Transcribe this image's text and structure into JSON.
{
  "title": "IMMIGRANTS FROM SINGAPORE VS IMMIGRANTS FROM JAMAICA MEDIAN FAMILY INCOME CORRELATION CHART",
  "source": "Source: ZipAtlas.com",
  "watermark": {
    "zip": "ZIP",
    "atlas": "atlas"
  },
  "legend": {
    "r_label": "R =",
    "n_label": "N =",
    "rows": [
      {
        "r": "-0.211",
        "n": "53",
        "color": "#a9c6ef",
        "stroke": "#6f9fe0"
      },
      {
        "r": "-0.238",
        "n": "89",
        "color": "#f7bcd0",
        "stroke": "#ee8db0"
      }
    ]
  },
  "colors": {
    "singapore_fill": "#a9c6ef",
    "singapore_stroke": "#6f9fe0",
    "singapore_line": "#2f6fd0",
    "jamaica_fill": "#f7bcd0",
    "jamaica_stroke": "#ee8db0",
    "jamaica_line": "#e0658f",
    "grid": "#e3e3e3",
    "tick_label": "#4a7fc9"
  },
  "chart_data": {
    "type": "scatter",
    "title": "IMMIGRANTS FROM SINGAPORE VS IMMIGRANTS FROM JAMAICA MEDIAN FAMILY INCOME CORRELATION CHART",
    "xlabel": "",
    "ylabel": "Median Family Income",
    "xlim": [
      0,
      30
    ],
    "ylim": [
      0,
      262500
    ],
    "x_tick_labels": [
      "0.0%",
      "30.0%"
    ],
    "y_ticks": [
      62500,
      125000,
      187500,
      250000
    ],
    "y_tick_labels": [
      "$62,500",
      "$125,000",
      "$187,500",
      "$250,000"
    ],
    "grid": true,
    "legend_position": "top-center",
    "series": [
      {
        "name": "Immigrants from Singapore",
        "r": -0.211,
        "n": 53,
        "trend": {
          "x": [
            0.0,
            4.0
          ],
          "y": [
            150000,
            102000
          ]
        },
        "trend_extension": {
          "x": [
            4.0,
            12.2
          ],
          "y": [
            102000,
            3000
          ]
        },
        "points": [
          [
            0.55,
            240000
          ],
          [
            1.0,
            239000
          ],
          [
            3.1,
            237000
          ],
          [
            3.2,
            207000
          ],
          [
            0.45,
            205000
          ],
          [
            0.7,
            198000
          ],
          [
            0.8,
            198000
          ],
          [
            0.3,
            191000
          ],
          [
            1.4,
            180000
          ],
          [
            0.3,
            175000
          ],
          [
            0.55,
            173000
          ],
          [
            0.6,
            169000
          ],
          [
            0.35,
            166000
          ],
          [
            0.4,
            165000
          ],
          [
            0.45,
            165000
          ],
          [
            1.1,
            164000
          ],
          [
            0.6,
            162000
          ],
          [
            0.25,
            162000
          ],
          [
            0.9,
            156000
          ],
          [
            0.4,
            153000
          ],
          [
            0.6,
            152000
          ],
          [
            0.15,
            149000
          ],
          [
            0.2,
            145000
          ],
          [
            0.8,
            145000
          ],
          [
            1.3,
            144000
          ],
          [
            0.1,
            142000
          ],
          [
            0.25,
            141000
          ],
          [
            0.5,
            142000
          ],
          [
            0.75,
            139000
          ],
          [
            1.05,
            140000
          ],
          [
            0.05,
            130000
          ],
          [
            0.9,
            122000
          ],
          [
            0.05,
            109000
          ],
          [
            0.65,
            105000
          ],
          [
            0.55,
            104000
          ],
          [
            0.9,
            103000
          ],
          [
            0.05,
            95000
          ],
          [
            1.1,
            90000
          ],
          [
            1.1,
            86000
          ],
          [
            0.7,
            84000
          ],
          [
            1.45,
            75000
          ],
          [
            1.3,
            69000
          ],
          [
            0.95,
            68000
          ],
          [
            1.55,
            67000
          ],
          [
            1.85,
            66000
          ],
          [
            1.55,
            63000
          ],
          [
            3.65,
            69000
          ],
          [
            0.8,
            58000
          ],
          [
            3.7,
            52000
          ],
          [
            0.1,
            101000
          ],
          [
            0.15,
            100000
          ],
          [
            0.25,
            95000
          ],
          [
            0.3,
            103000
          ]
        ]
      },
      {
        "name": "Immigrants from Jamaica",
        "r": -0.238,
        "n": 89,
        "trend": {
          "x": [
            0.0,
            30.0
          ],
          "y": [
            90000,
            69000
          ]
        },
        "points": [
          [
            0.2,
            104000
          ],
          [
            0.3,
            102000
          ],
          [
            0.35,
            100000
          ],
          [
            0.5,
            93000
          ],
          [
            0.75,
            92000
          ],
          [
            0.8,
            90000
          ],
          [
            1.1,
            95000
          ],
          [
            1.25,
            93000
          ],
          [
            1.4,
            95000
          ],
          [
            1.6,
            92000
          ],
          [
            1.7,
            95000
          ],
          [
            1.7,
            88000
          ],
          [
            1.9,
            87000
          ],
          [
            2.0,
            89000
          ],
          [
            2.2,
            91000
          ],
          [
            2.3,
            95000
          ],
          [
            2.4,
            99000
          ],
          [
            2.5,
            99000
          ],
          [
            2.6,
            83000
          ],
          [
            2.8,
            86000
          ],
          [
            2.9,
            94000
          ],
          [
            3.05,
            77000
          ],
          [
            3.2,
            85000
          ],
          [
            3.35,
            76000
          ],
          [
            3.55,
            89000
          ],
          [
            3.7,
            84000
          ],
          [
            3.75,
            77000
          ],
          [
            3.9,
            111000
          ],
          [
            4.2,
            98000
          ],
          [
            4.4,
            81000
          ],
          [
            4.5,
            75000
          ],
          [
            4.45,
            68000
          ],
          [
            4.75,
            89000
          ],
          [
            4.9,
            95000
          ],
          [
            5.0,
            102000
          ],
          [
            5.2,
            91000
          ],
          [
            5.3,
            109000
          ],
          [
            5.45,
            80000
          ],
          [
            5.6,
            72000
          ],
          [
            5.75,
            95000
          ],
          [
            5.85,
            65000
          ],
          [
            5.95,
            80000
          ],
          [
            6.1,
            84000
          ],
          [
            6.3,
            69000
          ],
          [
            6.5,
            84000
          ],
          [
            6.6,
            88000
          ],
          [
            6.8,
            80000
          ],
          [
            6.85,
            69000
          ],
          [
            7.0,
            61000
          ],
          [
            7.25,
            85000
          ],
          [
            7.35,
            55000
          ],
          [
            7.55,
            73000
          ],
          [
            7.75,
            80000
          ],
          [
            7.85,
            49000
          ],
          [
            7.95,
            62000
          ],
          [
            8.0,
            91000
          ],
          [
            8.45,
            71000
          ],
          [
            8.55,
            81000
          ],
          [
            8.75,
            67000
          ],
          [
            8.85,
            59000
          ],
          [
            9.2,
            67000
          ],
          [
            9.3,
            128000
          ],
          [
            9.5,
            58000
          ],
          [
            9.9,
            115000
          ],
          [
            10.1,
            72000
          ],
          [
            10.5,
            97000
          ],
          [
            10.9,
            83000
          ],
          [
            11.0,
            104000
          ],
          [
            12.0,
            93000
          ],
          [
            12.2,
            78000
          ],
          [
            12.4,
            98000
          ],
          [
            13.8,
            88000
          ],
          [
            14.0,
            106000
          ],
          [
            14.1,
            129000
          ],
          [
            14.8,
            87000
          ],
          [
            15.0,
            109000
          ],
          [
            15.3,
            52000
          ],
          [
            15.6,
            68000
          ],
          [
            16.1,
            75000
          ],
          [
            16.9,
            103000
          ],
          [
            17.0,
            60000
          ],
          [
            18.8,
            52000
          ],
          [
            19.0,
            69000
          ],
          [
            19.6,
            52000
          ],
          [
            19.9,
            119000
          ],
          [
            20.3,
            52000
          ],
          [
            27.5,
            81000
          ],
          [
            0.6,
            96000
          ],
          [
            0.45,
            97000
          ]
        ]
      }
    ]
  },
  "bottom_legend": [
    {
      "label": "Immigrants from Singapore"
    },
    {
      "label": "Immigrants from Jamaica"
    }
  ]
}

Stated exercise:
Restate each record exactly as written.

Problem solution:
Transcribe this image's text and structure into JSON.
{
  "title": "IMMIGRANTS FROM SINGAPORE VS IMMIGRANTS FROM JAMAICA MEDIAN FAMILY INCOME CORRELATION CHART",
  "source": "Source: ZipAtlas.com",
  "watermark": {
    "zip": "ZIP",
    "atlas": "atlas"
  },
  "legend": {
    "r_label": "R =",
    "n_label": "N =",
    "rows": [
      {
        "r": "-0.211",
        "n": "53",
        "color": "#a9c6ef",
        "stroke": "#6f9fe0"
      },
      {
        "r": "-0.238",
        "n": "89",
        "color": "#f7bcd0",
        "stroke": "#ee8db0"
      }
    ]
  },
  "colors": {
    "singapore_fill": "#a9c6ef",
    "singapore_stroke": "#6f9fe0",
    "singapore_line": "#2f6fd0",
    "jamaica_fill": "#f7bcd0",
    "jamaica_stroke": "#ee8db0",
    "jamaica_line": "#e0658f",
    "grid": "#e3e3e3",
    "tick_label": "#4a7fc9"
  },
  "chart_data": {
    "type": "scatter",
    "title": "IMMIGRANTS FROM SINGAPORE VS IMMIGRANTS FROM JAMAICA MEDIAN FAMILY INCOME CORRELATION CHART",
    "xlabel": "",
    "ylabel": "Median Family Income",
    "xlim": [
      0,
      30
    ],
    "ylim": [
      0,
      262500
    ],
    "x_tick_labels": [
      "0.0%",
      "30.0%"
    ],
    "y_ticks": [
      62500,
      125000,
      187500,
      250000
    ],
    "y_tick_labels": [
      "$62,500",
      "$125,000",
      "$187,500",
      "$250,000"
    ],
    "grid": true,
    "legend_position": "top-center",
    "series": [
      {
        "name": "Immigrants from Singapore",
        "r": -0.211,
        "n": 53,
        "trend": {
          "x": [
            0.0,
            4.0
          ],
          "y": [
            150000,
            102000
          ]
        },
        "trend_extension": {
          "x": [
            4.0,
            12.2
          ],
          "y": [
            102000,
            3000
          ]
        },
        "points": [
          [
            0.55,
            240000
          ],
          [
            1.0,
            239000
          ],
          [
            3.1,
            237000
          ],
          [
            3.2,
            207000
          ],
          [
            0.45,
            205000
          ],
          [
            0.7,
            198000
          ],
          [
            0.8,
            198000
          ],
          [
            0.3,
            191000
          ],
          [
            1.4,
            180000
          ],
          [
            0.3,
            175000
          ],
          [
            0.55,
            173000
          ],
          [
            0.6,
            169000
          ],
          [
            0.35,
            166000
          ],
          [
            0.4,
            165000
          ],
          [
            0.45,
            165000
          ],
          [
            1.1,
            164000
          ],
          [
            0.6,
            162000
          ],
          [
            0.25,
            162000
          ],
          [
            0.9,
            156000
          ],
          [
            0.4,
            153000
          ],
          [
            0.6,
            152000
          ],
          [
            0.15,
            149000
          ],
          [
            0.2,
            145000
          ],
          [
            0.8,
            145000
          ],
          [
            1.3,
            144000
          ],
          [
            0.1,
            142000
          ],
          [
            0.25,
            141000
          ],
          [
            0.5,
            142000
          ],
          [
            0.75,
            139000
          ],
          [
            1.05,
            140000
          ],
          [
            0.05,
            130000
          ],
          [
            0.9,
            122000
          ],
          [
            0.05,
            109000
          ],
          [
            0.65,
            105000
          ],
          [
            0.55,
            104000
          ],
          [
            0.9,
            103000
          ],
          [
            0.05,
            95000
          ],
          [
            1.1,
            90000
          ],
          [
            1.1,
            86000
          ],
          [
            0.7,
            84000
          ],
          [
            1.45,
            75000
          ],
          [
            1.3,
            69000
          ],
          [
            0.95,
            68000
          ],
          [
            1.55,
            67000
          ],
          [
            1.85,
            66000
          ],
          [
            1.55,
            63000
          ],
          [
            3.65,
            69000
          ],
          [
            0.8,
            58000
          ],
          [
            3.7,
            52000
          ],
          [
            0.1,
            101000
          ],
          [
            0.15,
            100000
          ],
          [
            0.25,
            95000
          ],
          [
            0.3,
            103000
          ]
        ]
      },
      {
        "name": "Immigrants from Jamaica",
        "r": -0.238,
        "n": 89,
        "trend": {
          "x": [
            0.0,
            30.0
          ],
          "y": [
            90000,
            69000
          ]
        },
        "points": [
          [
            0.2,
            104000
          ],
          [
            0.3,
            102000
          ],
          [
            0.35,
            100000
          ],
          [
            0.5,
            93000
          ],
          [
            0.75,
            92000
          ],
          [
            0.8,
            90000
          ],
          [
            1.1,
            95000
          ],
          [
            1.25,
            93000
          ],
          [
            1.4,
            95000
          ],
          [
            1.6,
            92000
          ],
          [
            1.7,
            95000
          ],
          [
            1.7,
            88000
          ],
          [
            1.9,
            87000
          ],
          [
            2.0,
            89000
          ],
          [
            2.2,
            91000
          ],
          [
            2.3,
            95000
          ],
          [
            2.4,
            99000
          ],
          [
            2.5,
            99000
          ],
          [
            2.6,
            83000
          ],
          [
            2.8,
            86000
          ],
          [
            2.9,
            94000
          ],
          [
            3.05,
            77000
          ],
          [
            3.2,
            85000
          ],
          [
            3.35,
            76000
          ],
          [
            3.55,
            89000
          ],
          [
            3.7,
            84000
          ],
          [
            3.75,
            77000
          ],
          [
            3.9,
            111000
          ],
          [
            4.2,
            98000
          ],
          [
            4.4,
            81000
          ],
          [
            4.5,
            75000
          ],
          [
            4.45,
            68000
          ],
          [
            4.75,
            89000
          ],
          [
            4.9,
            95000
          ],
          [
            5.0,
            102000
          ],
          [
            5.2,
            91000
          ],
          [
            5.3,
            109000
          ],
          [
            5.45,
            80000
          ],
          [
            5.6,
            72000
          ],
          [
            5.75,
            95000
          ],
          [
            5.85,
            65000
          ],
          [
            5.95,
            80000
          ],
          [
            6.1,
            84000
          ],
          [
            6.3,
            69000
          ],
          [
            6.5,
            84000
          ],
          [
            6.6,
            88000
          ],
          [
            6.8,
            80000
          ],
          [
            6.85,
            69000
          ],
          [
            7.0,
            61000
          ],
          [
            7.25,
            85000
          ],
          [
            7.35,
            55000
          ],
          [
            7.55,
            73000
          ],
          [
            7.75,
            80000
          ],
          [
            7.85,
            49000
          ],
          [
            7.95,
            62000
          ],
          [
            8.0,
            91000
          ],
          [
            8.45,
            71000
          ],
          [
            8.55,
            81000
          ],
          [
            8.75,
            67000
          ],
          [
            8.85,
            59000
          ],
          [
            9.2,
            67000
          ],
          [
            9.3,
            128000
          ],
          [
            9.5,
            58000
          ],
          [
            9.9,
            115000
          ],
          [
            10.1,
            72000
          ],
          [
            10.5,
            97000
          ],
          [
            10.9,
            83000
          ],
          [
            11.0,
            104000
          ],
          [
            12.0,
            93000
          ],
          [
            12.2,
            78000
          ],
          [
            12.4,
            98000
          ],
          [
            13.8,
            88000
          ],
          [
            14.0,
            106000
          ],
          [
            14.1,
            129000
          ],
          [
            14.8,
            87000
          ],
          [
            15.0,
            109000
          ],
          [
            15.3,
            52000
          ],
          [
            15.6,
            68000
          ],
          [
            16.1,
            75000
          ],
          [
            16.9,
            103000
          ],
          [
            17.0,
            60000
          ],
          [
            18.8,
            52000
          ],
          [
            19.0,
            69000
          ],
          [
            19.6,
            52000
          ],
          [
            19.9,
            119000
          ],
          [
            20.3,
            52000
          ],
          [
            27.5,
            81000
          ],
          [
            0.6,
            96000
          ],
          [
            0.45,
            97000
          ]
        ]
      }
    ]
  },
  "bottom_legend": [
    {
      "label": "Immigrants from Singapore"
    },
    {
      "label": "Immigrants from Jamaica"
    }
  ]
}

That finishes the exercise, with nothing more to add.